Your goal: Give every entry again, word for word.

[Stored records]
"""

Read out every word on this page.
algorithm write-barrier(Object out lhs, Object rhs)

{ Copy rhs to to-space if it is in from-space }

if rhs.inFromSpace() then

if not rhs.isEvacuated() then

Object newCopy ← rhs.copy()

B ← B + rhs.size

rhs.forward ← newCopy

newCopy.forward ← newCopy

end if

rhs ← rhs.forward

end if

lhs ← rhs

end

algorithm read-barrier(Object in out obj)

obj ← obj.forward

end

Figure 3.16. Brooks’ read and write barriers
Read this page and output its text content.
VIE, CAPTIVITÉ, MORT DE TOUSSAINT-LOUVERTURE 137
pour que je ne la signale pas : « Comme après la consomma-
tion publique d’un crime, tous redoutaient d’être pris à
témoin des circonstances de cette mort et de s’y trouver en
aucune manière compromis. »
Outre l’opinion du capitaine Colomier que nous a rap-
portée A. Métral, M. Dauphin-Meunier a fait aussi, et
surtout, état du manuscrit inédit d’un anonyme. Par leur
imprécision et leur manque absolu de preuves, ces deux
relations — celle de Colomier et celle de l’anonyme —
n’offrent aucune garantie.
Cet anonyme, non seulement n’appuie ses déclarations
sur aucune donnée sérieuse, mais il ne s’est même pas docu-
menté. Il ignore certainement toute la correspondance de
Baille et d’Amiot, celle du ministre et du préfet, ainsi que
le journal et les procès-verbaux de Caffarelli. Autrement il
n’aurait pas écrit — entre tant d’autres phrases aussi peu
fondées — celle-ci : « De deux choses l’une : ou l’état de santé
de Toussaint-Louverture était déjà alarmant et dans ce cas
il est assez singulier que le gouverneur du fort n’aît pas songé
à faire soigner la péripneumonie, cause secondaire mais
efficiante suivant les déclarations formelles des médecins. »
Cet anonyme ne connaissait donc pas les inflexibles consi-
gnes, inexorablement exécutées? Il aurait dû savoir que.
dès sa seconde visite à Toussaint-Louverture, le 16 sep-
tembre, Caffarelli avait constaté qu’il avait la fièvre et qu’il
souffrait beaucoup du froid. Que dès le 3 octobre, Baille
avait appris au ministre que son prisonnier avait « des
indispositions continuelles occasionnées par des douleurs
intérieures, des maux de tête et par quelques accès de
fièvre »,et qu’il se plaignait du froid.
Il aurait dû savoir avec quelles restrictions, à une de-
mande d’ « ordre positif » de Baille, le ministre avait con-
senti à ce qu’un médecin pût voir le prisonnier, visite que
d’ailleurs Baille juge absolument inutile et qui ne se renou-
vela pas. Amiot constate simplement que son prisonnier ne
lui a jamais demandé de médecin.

"""

Response to the task:
Read out every word on this page.
algorithm write-barrier(Object out lhs, Object rhs)

{ Copy rhs to to-space if it is in from-space }

if rhs.inFromSpace() then

if not rhs.isEvacuated() then

Object newCopy ← rhs.copy()

B ← B + rhs.size

rhs.forward ← newCopy

newCopy.forward ← newCopy

end if

rhs ← rhs.forward

end if

lhs ← rhs

end

algorithm read-barrier(Object in out obj)

obj ← obj.forward

end

Figure 3.16. Brooks’ read and write barriers
Read this page and output its text content.
VIE, CAPTIVITÉ, MORT DE TOUSSAINT-LOUVERTURE 137
pour que je ne la signale pas : « Comme après la consomma-
tion publique d’un crime, tous redoutaient d’être pris à
témoin des circonstances de cette mort et de s’y trouver en
aucune manière compromis. »
Outre l’opinion du capitaine Colomier que nous a rap-
portée A. Métral, M. Dauphin-Meunier a fait aussi, et
surtout, état du manuscrit inédit d’un anonyme. Par leur
imprécision et leur manque absolu de preuves, ces deux
relations — celle de Colomier et celle de l’anonyme —
n’offrent aucune garantie.
Cet anonyme, non seulement n’appuie ses déclarations
sur aucune donnée sérieuse, mais il ne s’est même pas docu-
menté. Il ignore certainement toute la correspondance de
Baille et d’Amiot, celle du ministre et du préfet, ainsi que
le journal et les procès-verbaux de Caffarelli. Autrement il
n’aurait pas écrit — entre tant d’autres phrases aussi peu
fondées — celle-ci : « De deux choses l’une : ou l’état de santé
de Toussaint-Louverture était déjà alarmant et dans ce cas
il est assez singulier que le gouverneur du fort n’aît pas songé
à faire soigner la péripneumonie, cause secondaire mais
efficiante suivant les déclarations formelles des médecins. »
Cet anonyme ne connaissait donc pas les inflexibles consi-
gnes, inexorablement exécutées? Il aurait dû savoir que.
dès sa seconde visite à Toussaint-Louverture, le 16 sep-
tembre, Caffarelli avait constaté qu’il avait la fièvre et qu’il
souffrait beaucoup du froid. Que dès le 3 octobre, Baille
avait appris au ministre que son prisonnier avait « des
indispositions continuelles occasionnées par des douleurs
intérieures, des maux de tête et par quelques accès de
fièvre »,et qu’il se plaignait du froid.
Il aurait dû savoir avec quelles restrictions, à une de-
mande d’ « ordre positif » de Baille, le ministre avait con-
senti à ce qu’un médecin pût voir le prisonnier, visite que
d’ailleurs Baille juge absolument inutile et qui ne se renou-
vela pas. Amiot constate simplement que son prisonnier ne
lui a jamais demandé de médecin.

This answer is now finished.